**Task statement:** Go through the listing and write out all of it exactly.

------------------------------------------------------------

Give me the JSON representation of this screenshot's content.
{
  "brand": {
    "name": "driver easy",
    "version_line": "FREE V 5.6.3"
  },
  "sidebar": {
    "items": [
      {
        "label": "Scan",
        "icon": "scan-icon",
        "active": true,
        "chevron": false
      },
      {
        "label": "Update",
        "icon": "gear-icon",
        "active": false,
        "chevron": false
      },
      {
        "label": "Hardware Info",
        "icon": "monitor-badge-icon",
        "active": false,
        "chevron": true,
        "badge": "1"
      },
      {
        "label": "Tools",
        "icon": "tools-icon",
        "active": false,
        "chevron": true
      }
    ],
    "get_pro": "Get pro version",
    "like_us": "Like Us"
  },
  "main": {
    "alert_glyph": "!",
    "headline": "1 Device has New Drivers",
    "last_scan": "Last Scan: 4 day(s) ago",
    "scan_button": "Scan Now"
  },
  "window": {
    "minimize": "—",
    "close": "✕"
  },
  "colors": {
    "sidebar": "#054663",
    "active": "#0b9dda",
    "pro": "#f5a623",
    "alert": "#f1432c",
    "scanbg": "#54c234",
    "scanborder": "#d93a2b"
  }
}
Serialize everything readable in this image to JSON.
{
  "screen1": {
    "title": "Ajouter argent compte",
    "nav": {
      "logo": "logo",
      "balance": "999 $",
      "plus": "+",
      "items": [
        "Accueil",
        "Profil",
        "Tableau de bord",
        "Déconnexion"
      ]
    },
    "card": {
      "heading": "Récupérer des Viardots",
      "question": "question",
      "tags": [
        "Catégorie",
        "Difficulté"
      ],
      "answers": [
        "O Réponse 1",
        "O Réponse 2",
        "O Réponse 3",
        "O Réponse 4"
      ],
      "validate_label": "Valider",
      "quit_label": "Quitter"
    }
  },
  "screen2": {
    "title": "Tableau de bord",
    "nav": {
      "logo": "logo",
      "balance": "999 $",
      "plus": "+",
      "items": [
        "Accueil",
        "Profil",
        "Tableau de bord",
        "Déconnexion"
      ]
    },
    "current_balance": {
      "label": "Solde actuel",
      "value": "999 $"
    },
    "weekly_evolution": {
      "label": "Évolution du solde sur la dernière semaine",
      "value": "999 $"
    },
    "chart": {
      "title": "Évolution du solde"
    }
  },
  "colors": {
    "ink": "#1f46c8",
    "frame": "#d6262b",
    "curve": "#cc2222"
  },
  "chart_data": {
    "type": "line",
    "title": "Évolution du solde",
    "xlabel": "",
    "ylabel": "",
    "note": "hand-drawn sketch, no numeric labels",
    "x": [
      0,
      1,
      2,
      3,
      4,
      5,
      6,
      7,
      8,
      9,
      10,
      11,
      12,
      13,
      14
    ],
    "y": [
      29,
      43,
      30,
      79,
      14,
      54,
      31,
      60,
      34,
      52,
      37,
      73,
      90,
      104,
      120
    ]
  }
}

------------------------------------------------------------

**Worked answer:**
Give me the JSON representation of this screenshot's content.
{
  "brand": {
    "name": "driver easy",
    "version_line": "FREE V 5.6.3"
  },
  "sidebar": {
    "items": [
      {
        "label": "Scan",
        "icon": "scan-icon",
        "active": true,
        "chevron": false
      },
      {
        "label": "Update",
        "icon": "gear-icon",
        "active": false,
        "chevron": false
      },
      {
        "label": "Hardware Info",
        "icon": "monitor-badge-icon",
        "active": false,
        "chevron": true,
        "badge": "1"
      },
      {
        "label": "Tools",
        "icon": "tools-icon",
        "active": false,
        "chevron": true
      }
    ],
    "get_pro": "Get pro version",
    "like_us": "Like Us"
  },
  "main": {
    "alert_glyph": "!",
    "headline": "1 Device has New Drivers",
    "last_scan": "Last Scan: 4 day(s) ago",
    "scan_button": "Scan Now"
  },
  "window": {
    "minimize": "—",
    "close": "✕"
  },
  "colors": {
    "sidebar": "#054663",
    "active": "#0b9dda",
    "pro": "#f5a623",
    "alert": "#f1432c",
    "scanbg": "#54c234",
    "scanborder": "#d93a2b"
  }
}
Serialize everything readable in this image to JSON.
{
  "screen1": {
    "title": "Ajouter argent compte",
    "nav": {
      "logo": "logo",
      "balance": "999 $",
      "plus": "+",
      "items": [
        "Accueil",
        "Profil",
        "Tableau de bord",
        "Déconnexion"
      ]
    },
    "card": {
      "heading": "Récupérer des Viardots",
      "question": "question",
      "tags": [
        "Catégorie",
        "Difficulté"
      ],
      "answers": [
        "O Réponse 1",
        "O Réponse 2",
        "O Réponse 3",
        "O Réponse 4"
      ],
      "validate_label": "Valider",
      "quit_label": "Quitter"
    }
  },
  "screen2": {
    "title": "Tableau de bord",
    "nav": {
      "logo": "logo",
      "balance": "999 $",
      "plus": "+",
      "items": [
        "Accueil",
        "Profil",
        "Tableau de bord",
        "Déconnexion"
      ]
    },
    "current_balance": {
      "label": "Solde actuel",
      "value": "999 $"
    },
    "weekly_evolution": {
      "label": "Évolution du solde sur la dernière semaine",
      "value": "999 $"
    },
    "chart": {
      "title": "Évolution du solde"
    }
  },
  "colors": {
    "ink": "#1f46c8",
    "frame": "#d6262b",
    "curve": "#cc2222"
  },
  "chart_data": {
    "type": "line",
    "title": "Évolution du solde",
    "xlabel": "",
    "ylabel": "",
    "note": "hand-drawn sketch, no numeric labels",
    "x": [
      0,
      1,
      2,
      3,
      4,
      5,
      6,
      7,
      8,
      9,
      10,
      11,
      12,
      13,
      14
    ],
    "y": [
      29,
      43,
      30,
      79,
      14,
      54,
      31,
      60,
      34,
      52,
      37,
      73,
      90,
      104,
      120
    ]
  }
}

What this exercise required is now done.